> Set problem: Please find all lines in the data that hold the string "title" and copy them.

> Exercise input:
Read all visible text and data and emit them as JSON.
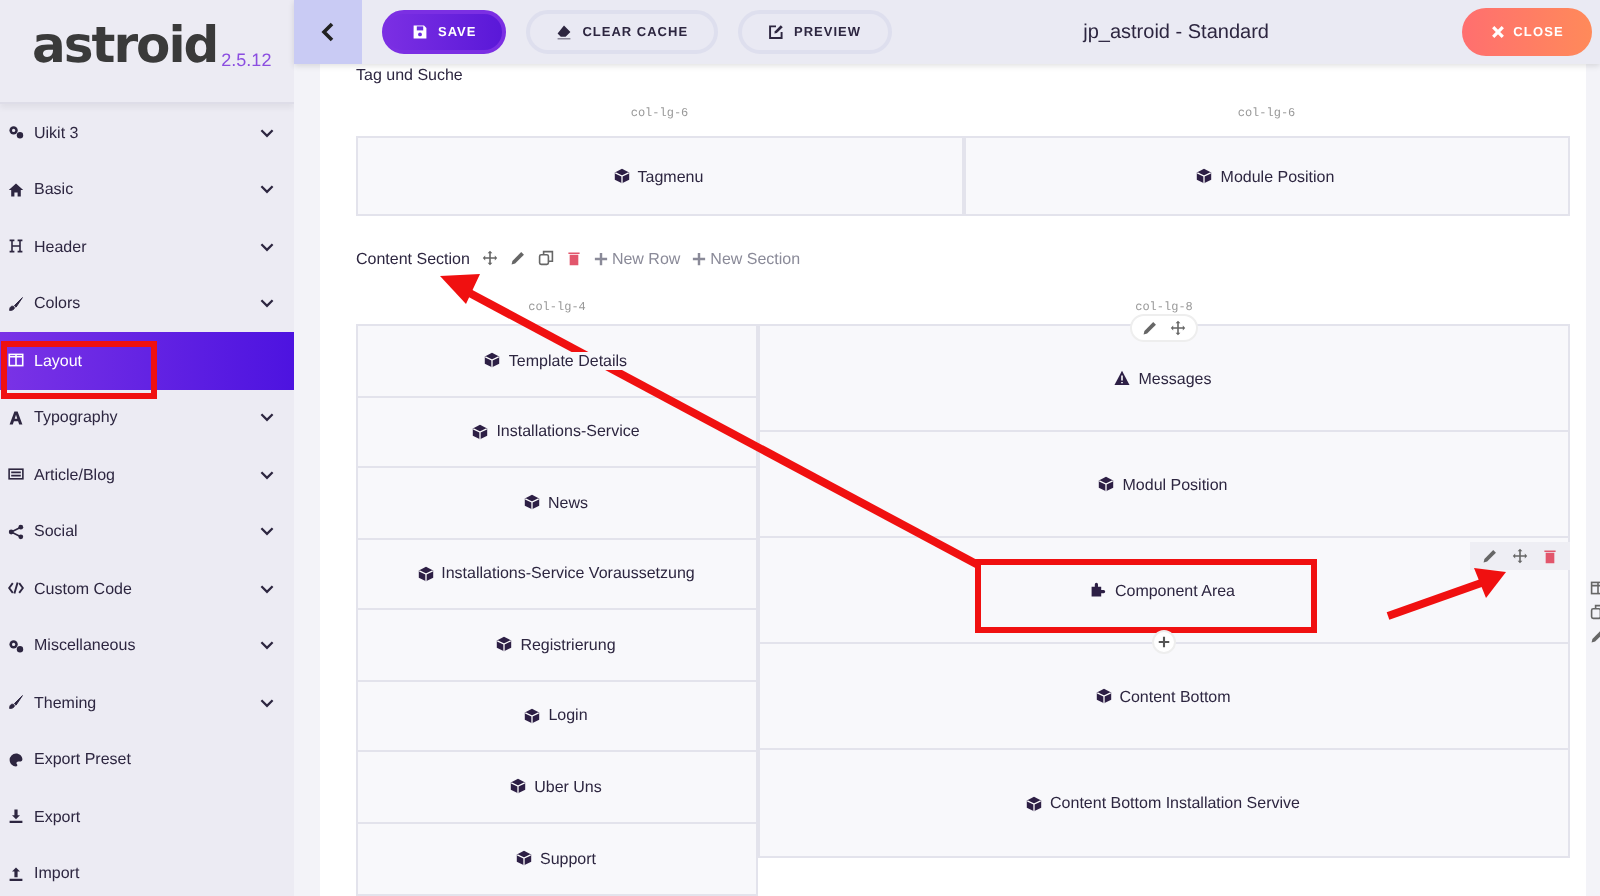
{
  "sidebar": {
    "logo": "astroid",
    "version": "2.5.12",
    "items": [
      {
        "label": "Uikit 3",
        "expandable": true,
        "selected": false
      },
      {
        "label": "Basic",
        "expandable": true,
        "selected": false
      },
      {
        "label": "Header",
        "expandable": true,
        "selected": false
      },
      {
        "label": "Colors",
        "expandable": true,
        "selected": false
      },
      {
        "label": "Layout",
        "expandable": false,
        "selected": true
      },
      {
        "label": "Typography",
        "expandable": true,
        "selected": false
      },
      {
        "label": "Article/Blog",
        "expandable": true,
        "selected": false
      },
      {
        "label": "Social",
        "expandable": true,
        "selected": false
      },
      {
        "label": "Custom Code",
        "expandable": true,
        "selected": false
      },
      {
        "label": "Miscellaneous",
        "expandable": true,
        "selected": false
      },
      {
        "label": "Theming",
        "expandable": true,
        "selected": false
      },
      {
        "label": "Export Preset",
        "expandable": false,
        "selected": false
      },
      {
        "label": "Export",
        "expandable": false,
        "selected": false
      },
      {
        "label": "Import",
        "expandable": false,
        "selected": false
      }
    ]
  },
  "toolbar": {
    "buttons": [
      {
        "kind": "save",
        "label": "SAVE"
      },
      {
        "kind": "cache",
        "label": "CLEAR CACHE"
      },
      {
        "kind": "preview",
        "label": "PREVIEW"
      }
    ],
    "title": "jp_astroid - Standard",
    "close": "CLOSE"
  },
  "sections": [
    {
      "title": "Tag und Suche",
      "columns": [
        {
          "size": "col-lg-6",
          "elements": [
            {
              "kind": "module",
              "label": "Tagmenu"
            }
          ]
        },
        {
          "size": "col-lg-6",
          "elements": [
            {
              "kind": "module",
              "label": "Module Position"
            }
          ]
        }
      ]
    },
    {
      "title": "Content Section",
      "actions": [
        "New Row",
        "New Section"
      ],
      "columns": [
        {
          "size": "col-lg-4",
          "elements": [
            {
              "kind": "module",
              "label": "Template Details"
            },
            {
              "kind": "module",
              "label": "Installations-Service"
            },
            {
              "kind": "module",
              "label": "News"
            },
            {
              "kind": "module",
              "label": "Installations-Service Voraussetzung"
            },
            {
              "kind": "module",
              "label": "Registrierung"
            },
            {
              "kind": "module",
              "label": "Login"
            },
            {
              "kind": "module",
              "label": "Uber Uns"
            },
            {
              "kind": "module",
              "label": "Support"
            }
          ]
        },
        {
          "size": "col-lg-8",
          "elements": [
            {
              "kind": "message",
              "label": "Messages"
            },
            {
              "kind": "module",
              "label": "Modul Position"
            },
            {
              "kind": "component",
              "label": "Component Area"
            },
            {
              "kind": "module",
              "label": "Content Bottom"
            },
            {
              "kind": "module",
              "label": "Content Bottom Installation Servive"
            }
          ]
        }
      ]
    }
  ]
}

> Solution to this exercise:
    "title": "jp_astroid - Standard",
      "title": "Tag und Suche",
      "title": "Content Section",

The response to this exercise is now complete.